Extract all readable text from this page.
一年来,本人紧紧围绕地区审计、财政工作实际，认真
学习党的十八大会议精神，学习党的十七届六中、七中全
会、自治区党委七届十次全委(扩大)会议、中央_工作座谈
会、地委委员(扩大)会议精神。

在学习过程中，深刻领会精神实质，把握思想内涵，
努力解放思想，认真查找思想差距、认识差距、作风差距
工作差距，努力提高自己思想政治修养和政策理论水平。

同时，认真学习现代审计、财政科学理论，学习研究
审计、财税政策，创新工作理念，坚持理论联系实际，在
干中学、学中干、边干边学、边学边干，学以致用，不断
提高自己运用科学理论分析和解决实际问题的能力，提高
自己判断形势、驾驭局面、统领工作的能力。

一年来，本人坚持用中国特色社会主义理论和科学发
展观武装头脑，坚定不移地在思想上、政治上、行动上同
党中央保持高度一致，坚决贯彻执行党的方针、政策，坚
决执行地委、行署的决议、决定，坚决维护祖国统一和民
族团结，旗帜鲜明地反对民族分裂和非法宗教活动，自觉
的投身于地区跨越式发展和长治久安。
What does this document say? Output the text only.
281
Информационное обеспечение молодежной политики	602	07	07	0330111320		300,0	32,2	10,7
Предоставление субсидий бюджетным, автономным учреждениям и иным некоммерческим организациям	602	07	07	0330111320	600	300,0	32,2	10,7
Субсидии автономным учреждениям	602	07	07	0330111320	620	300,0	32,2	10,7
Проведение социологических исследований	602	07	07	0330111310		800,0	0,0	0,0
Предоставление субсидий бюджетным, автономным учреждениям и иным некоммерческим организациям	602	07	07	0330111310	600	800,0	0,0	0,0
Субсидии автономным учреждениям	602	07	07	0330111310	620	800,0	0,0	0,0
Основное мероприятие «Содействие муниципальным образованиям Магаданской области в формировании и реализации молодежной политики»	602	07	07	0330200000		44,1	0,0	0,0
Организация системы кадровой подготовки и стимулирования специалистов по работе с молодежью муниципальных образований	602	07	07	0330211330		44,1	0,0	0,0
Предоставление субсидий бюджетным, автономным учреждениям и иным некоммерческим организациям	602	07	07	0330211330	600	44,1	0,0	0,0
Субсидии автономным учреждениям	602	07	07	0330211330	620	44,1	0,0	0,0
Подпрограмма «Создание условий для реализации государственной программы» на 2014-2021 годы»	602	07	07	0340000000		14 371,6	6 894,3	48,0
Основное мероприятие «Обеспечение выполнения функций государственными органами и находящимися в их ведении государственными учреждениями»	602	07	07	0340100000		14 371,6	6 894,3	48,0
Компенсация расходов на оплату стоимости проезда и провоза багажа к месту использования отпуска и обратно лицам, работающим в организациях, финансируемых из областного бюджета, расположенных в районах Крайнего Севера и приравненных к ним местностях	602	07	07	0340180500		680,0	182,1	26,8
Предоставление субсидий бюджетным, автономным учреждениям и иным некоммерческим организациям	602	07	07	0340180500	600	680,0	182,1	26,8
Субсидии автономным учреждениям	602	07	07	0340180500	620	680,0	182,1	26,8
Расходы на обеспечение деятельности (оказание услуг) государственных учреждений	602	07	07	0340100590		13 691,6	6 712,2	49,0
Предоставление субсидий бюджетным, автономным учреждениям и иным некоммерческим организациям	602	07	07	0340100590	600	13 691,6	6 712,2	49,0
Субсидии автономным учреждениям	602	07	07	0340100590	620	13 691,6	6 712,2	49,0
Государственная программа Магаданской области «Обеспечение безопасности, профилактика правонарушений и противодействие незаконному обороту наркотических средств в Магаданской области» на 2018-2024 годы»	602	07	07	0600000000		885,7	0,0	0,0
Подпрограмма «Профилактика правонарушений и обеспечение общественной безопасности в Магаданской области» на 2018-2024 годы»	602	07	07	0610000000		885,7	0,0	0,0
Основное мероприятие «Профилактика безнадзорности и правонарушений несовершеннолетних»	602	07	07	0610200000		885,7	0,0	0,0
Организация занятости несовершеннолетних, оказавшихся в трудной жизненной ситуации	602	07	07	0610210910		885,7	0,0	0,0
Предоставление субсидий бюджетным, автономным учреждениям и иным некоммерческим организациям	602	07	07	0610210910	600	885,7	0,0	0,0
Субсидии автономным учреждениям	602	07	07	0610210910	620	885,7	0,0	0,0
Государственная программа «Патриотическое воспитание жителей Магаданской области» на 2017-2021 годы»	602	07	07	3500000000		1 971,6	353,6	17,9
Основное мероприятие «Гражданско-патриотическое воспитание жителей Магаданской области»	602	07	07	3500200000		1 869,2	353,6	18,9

··········

• **Given request**: Make a copy of each line that contains the string "субсидий".

• **Finished answer**:
Предоставление субсидий бюджетным, автономным учреждениям и иным некоммерческим организациям	602	07	07	0330111320	600	300,0	32,2	10,7
Предоставление субсидий бюджетным, автономным учреждениям и иным некоммерческим организациям	602	07	07	0330111310	600	800,0	0,0	0,0
Предоставление субсидий бюджетным, автономным учреждениям и иным некоммерческим организациям	602	07	07	0330211330	600	44,1	0,0	0,0
Предоставление субсидий бюджетным, автономным учреждениям и иным некоммерческим организациям	602	07	07	0340180500	600	680,0	182,1	26,8
Предоставление субсидий бюджетным, автономным учреждениям и иным некоммерческим организациям	602	07	07	0340100590	600	13 691,6	6 712,2	49,0
Предоставление субсидий бюджетным, автономным учреждениям и иным некоммерческим организациям	602	07	07	0610210910	600	885,7	0,0	0,0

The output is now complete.